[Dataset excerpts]
--- BEGIN ---
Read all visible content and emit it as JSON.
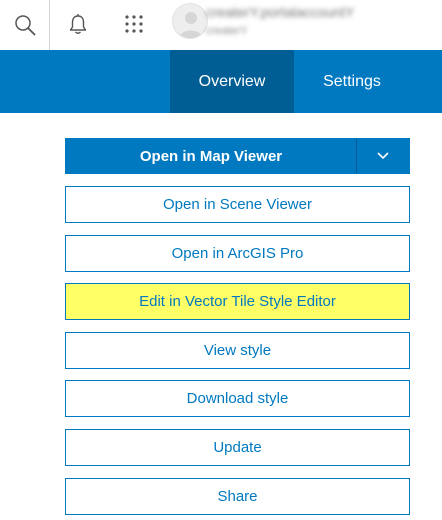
{
  "header": {
    "search_icon": "search-icon",
    "notifications_icon": "bell-icon",
    "apps_icon": "apps-grid-icon",
    "user": {
      "name": "createrY.portalaccountY",
      "username": "createrY"
    }
  },
  "tabs": [
    {
      "label": "Overview",
      "active": true
    },
    {
      "label": "Settings",
      "active": false
    }
  ],
  "actions": {
    "primary_label": "Open in Map Viewer",
    "primary_dropdown_icon": "chevron-down-icon",
    "buttons": [
      {
        "label": "Open in Scene Viewer"
      },
      {
        "label": "Open in ArcGIS Pro"
      },
      {
        "label": "Edit in Vector Tile Style Editor",
        "highlighted": true
      },
      {
        "label": "View style"
      },
      {
        "label": "Download style"
      },
      {
        "label": "Update"
      },
      {
        "label": "Share"
      }
    ]
  },
  "colors": {
    "brand_blue": "#0079c1",
    "active_tab_blue": "#005e95",
    "highlight_yellow": "#ffff66"
  }
}
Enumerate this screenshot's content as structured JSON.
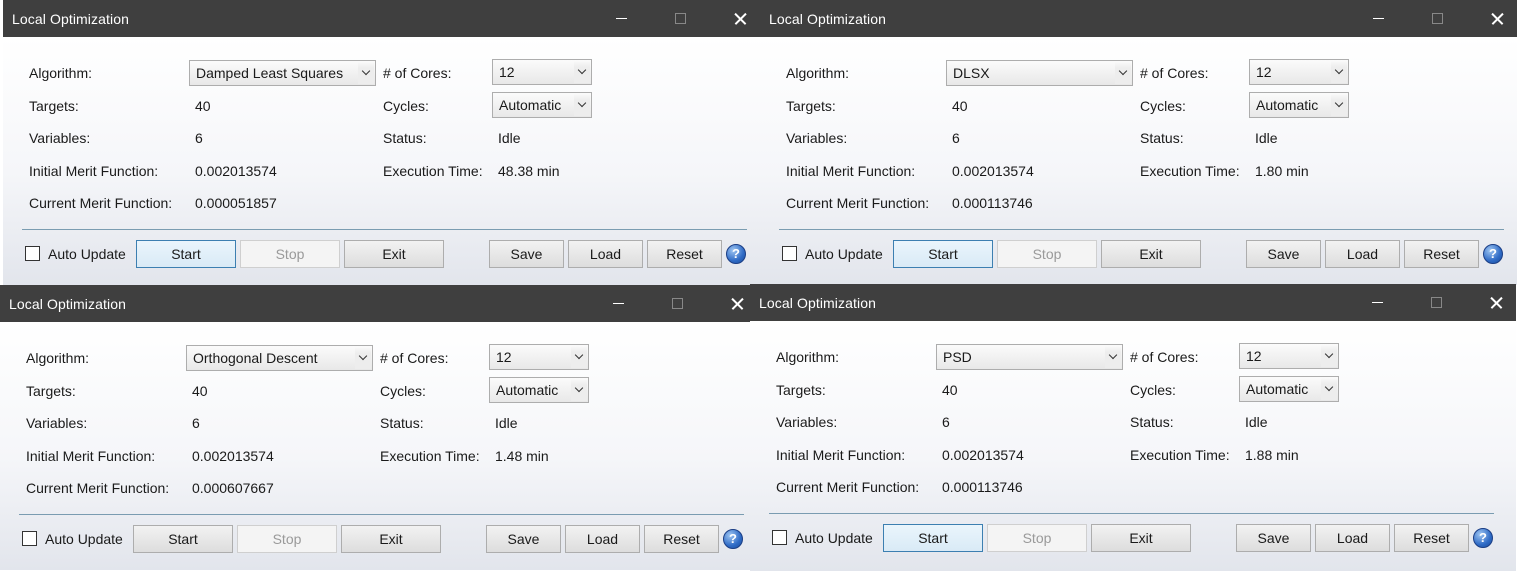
{
  "windows": [
    {
      "title": "Local Optimization",
      "labels": {
        "algorithm": "Algorithm:",
        "targets": "Targets:",
        "variables": "Variables:",
        "initial_merit": "Initial Merit Function:",
        "current_merit": "Current Merit Function:",
        "cores": "# of Cores:",
        "cycles": "Cycles:",
        "status": "Status:",
        "execution_time": "Execution Time:"
      },
      "algorithm": "Damped Least Squares",
      "targets": "40",
      "variables": "6",
      "initial_merit": "0.002013574",
      "current_merit": "0.000051857",
      "cores": "12",
      "cycles": "Automatic",
      "status": "Idle",
      "execution_time": "48.38 min",
      "auto_update": "Auto Update",
      "buttons": {
        "start": "Start",
        "stop": "Stop",
        "exit": "Exit",
        "save": "Save",
        "load": "Load",
        "reset": "Reset"
      },
      "help": "?"
    },
    {
      "title": "Local Optimization",
      "labels": {
        "algorithm": "Algorithm:",
        "targets": "Targets:",
        "variables": "Variables:",
        "initial_merit": "Initial Merit Function:",
        "current_merit": "Current Merit Function:",
        "cores": "# of Cores:",
        "cycles": "Cycles:",
        "status": "Status:",
        "execution_time": "Execution Time:"
      },
      "algorithm": "DLSX",
      "targets": "40",
      "variables": "6",
      "initial_merit": "0.002013574",
      "current_merit": "0.000113746",
      "cores": "12",
      "cycles": "Automatic",
      "status": "Idle",
      "execution_time": "1.80 min",
      "auto_update": "Auto Update",
      "buttons": {
        "start": "Start",
        "stop": "Stop",
        "exit": "Exit",
        "save": "Save",
        "load": "Load",
        "reset": "Reset"
      },
      "help": "?"
    },
    {
      "title": "Local Optimization",
      "labels": {
        "algorithm": "Algorithm:",
        "targets": "Targets:",
        "variables": "Variables:",
        "initial_merit": "Initial Merit Function:",
        "current_merit": "Current Merit Function:",
        "cores": "# of Cores:",
        "cycles": "Cycles:",
        "status": "Status:",
        "execution_time": "Execution Time:"
      },
      "algorithm": "Orthogonal Descent",
      "targets": "40",
      "variables": "6",
      "initial_merit": "0.002013574",
      "current_merit": "0.000607667",
      "cores": "12",
      "cycles": "Automatic",
      "status": "Idle",
      "execution_time": "1.48 min",
      "auto_update": "Auto Update",
      "buttons": {
        "start": "Start",
        "stop": "Stop",
        "exit": "Exit",
        "save": "Save",
        "load": "Load",
        "reset": "Reset"
      },
      "help": "?"
    },
    {
      "title": "Local Optimization",
      "labels": {
        "algorithm": "Algorithm:",
        "targets": "Targets:",
        "variables": "Variables:",
        "initial_merit": "Initial Merit Function:",
        "current_merit": "Current Merit Function:",
        "cores": "# of Cores:",
        "cycles": "Cycles:",
        "status": "Status:",
        "execution_time": "Execution Time:"
      },
      "algorithm": "PSD",
      "targets": "40",
      "variables": "6",
      "initial_merit": "0.002013574",
      "current_merit": "0.000113746",
      "cores": "12",
      "cycles": "Automatic",
      "status": "Idle",
      "execution_time": "1.88 min",
      "auto_update": "Auto Update",
      "buttons": {
        "start": "Start",
        "stop": "Stop",
        "exit": "Exit",
        "save": "Save",
        "load": "Load",
        "reset": "Reset"
      },
      "help": "?"
    }
  ],
  "colors": {
    "titlebar": "#3f3f3f",
    "separator": "#7a9cb1",
    "default_button_border": "#3c7fb1",
    "help_icon": "#2f6bc6"
  }
}
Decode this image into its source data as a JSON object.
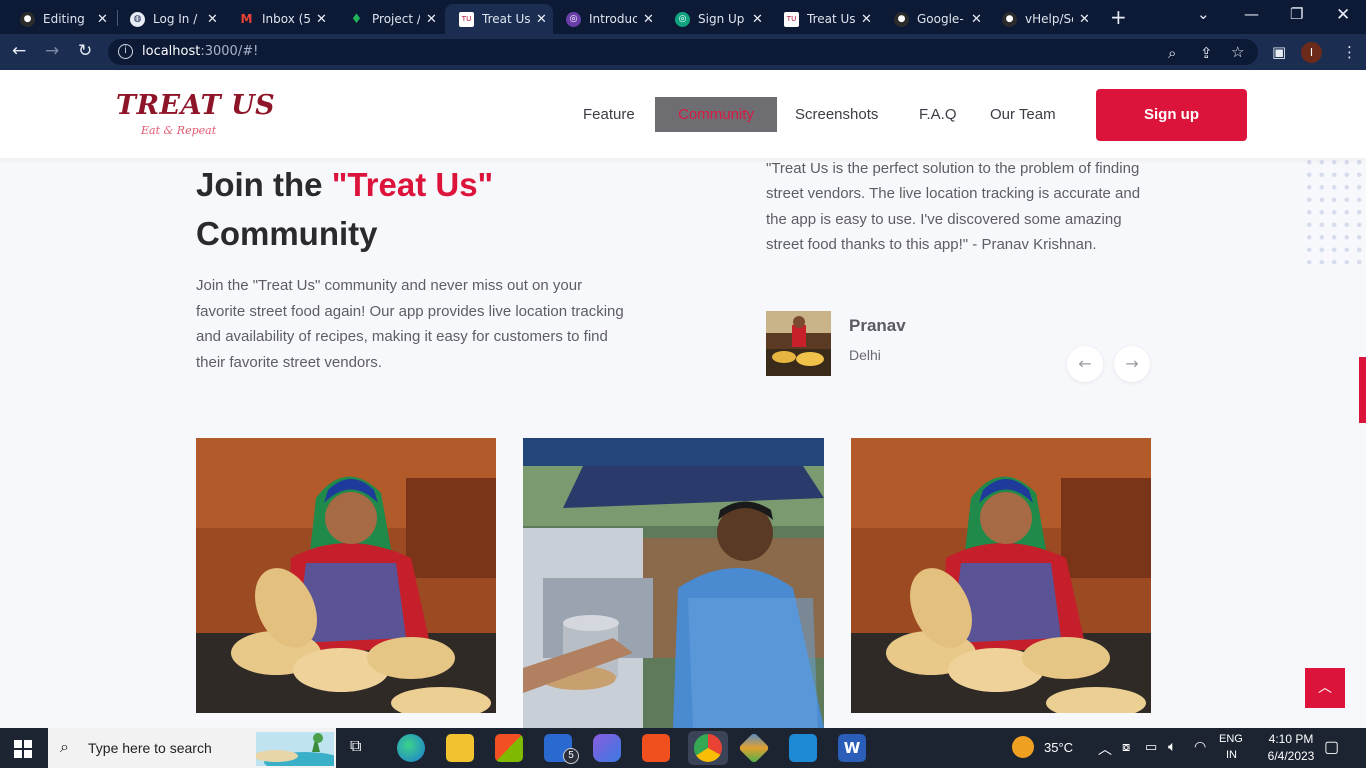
--- END ---
What to do:
Quote every record above exactly, omitting any pictures they contain.

Result for this task:
Read all visible content and emit it as JSON.
{
  "header": {
    "search_icon": "search-icon",
    "notifications_icon": "bell-icon",
    "apps_icon": "apps-grid-icon",
    "user": {
      "name": "createrY.portalaccountY",
      "username": "createrY"
    }
  },
  "tabs": [
    {
      "label": "Overview",
      "active": true
    },
    {
      "label": "Settings",
      "active": false
    }
  ],
  "actions": {
    "primary_label": "Open in Map Viewer",
    "primary_dropdown_icon": "chevron-down-icon",
    "buttons": [
      {
        "label": "Open in Scene Viewer"
      },
      {
        "label": "Open in ArcGIS Pro"
      },
      {
        "label": "Edit in Vector Tile Style Editor",
        "highlighted": true
      },
      {
        "label": "View style"
      },
      {
        "label": "Download style"
      },
      {
        "label": "Update"
      },
      {
        "label": "Share"
      }
    ]
  },
  "colors": {
    "brand_blue": "#0079c1",
    "active_tab_blue": "#005e95",
    "highlight_yellow": "#ffff66"
  }
}
Enumerate this screenshot's content as structured JSON.
{
  "windows": [
    {
      "title": "Local Optimization",
      "labels": {
        "algorithm": "Algorithm:",
        "targets": "Targets:",
        "variables": "Variables:",
        "initial_merit": "Initial Merit Function:",
        "current_merit": "Current Merit Function:",
        "cores": "# of Cores:",
        "cycles": "Cycles:",
        "status": "Status:",
        "execution_time": "Execution Time:"
      },
      "algorithm": "Damped Least Squares",
      "targets": "40",
      "variables": "6",
      "initial_merit": "0.002013574",
      "current_merit": "0.000051857",
      "cores": "12",
      "cycles": "Automatic",
      "status": "Idle",
      "execution_time": "48.38 min",
      "auto_update": "Auto Update",
      "buttons": {
        "start": "Start",
        "stop": "Stop",
        "exit": "Exit",
        "save": "Save",
        "load": "Load",
        "reset": "Reset"
      },
      "help": "?"
    },
    {
      "title": "Local Optimization",
      "labels": {
        "algorithm": "Algorithm:",
        "targets": "Targets:",
        "variables": "Variables:",
        "initial_merit": "Initial Merit Function:",
        "current_merit": "Current Merit Function:",
        "cores": "# of Cores:",
        "cycles": "Cycles:",
        "status": "Status:",
        "execution_time": "Execution Time:"
      },
      "algorithm": "DLSX",
      "targets": "40",
      "variables": "6",
      "initial_merit": "0.002013574",
      "current_merit": "0.000113746",
      "cores": "12",
      "cycles": "Automatic",
      "status": "Idle",
      "execution_time": "1.80 min",
      "auto_update": "Auto Update",
      "buttons": {
        "start": "Start",
        "stop": "Stop",
        "exit": "Exit",
        "save": "Save",
        "load": "Load",
        "reset": "Reset"
      },
      "help": "?"
    },
    {
      "title": "Local Optimization",
      "labels": {
        "algorithm": "Algorithm:",
        "targets": "Targets:",
        "variables": "Variables:",
        "initial_merit": "Initial Merit Function:",
        "current_merit": "Current Merit Function:",
        "cores": "# of Cores:",
        "cycles": "Cycles:",
        "status": "Status:",
        "execution_time": "Execution Time:"
      },
      "algorithm": "Orthogonal Descent",
      "targets": "40",
      "variables": "6",
      "initial_merit": "0.002013574",
      "current_merit": "0.000607667",
      "cores": "12",
      "cycles": "Automatic",
      "status": "Idle",
      "execution_time": "1.48 min",
      "auto_update": "Auto Update",
      "buttons": {
        "start": "Start",
        "stop": "Stop",
        "exit": "Exit",
        "save": "Save",
        "load": "Load",
        "reset": "Reset"
      },
      "help": "?"
    },
    {
      "title": "Local Optimization",
      "labels": {
        "algorithm": "Algorithm:",
        "targets": "Targets:",
        "variables": "Variables:",
        "initial_merit": "Initial Merit Function:",
        "current_merit": "Current Merit Function:",
        "cores": "# of Cores:",
        "cycles": "Cycles:",
        "status": "Status:",
        "execution_time": "Execution Time:"
      },
      "algorithm": "PSD",
      "targets": "40",
      "variables": "6",
      "initial_merit": "0.002013574",
      "current_merit": "0.000113746",
      "cores": "12",
      "cycles": "Automatic",
      "status": "Idle",
      "execution_time": "1.88 min",
      "auto_update": "Auto Update",
      "buttons": {
        "start": "Start",
        "stop": "Stop",
        "exit": "Exit",
        "save": "Save",
        "load": "Load",
        "reset": "Reset"
      },
      "help": "?"
    }
  ],
  "colors": {
    "titlebar": "#3f3f3f",
    "separator": "#7a9cb1",
    "default_button_border": "#3c7fb1",
    "help_icon": "#2f6bc6"
  }
}
Decode this image into its source data as a JSON object.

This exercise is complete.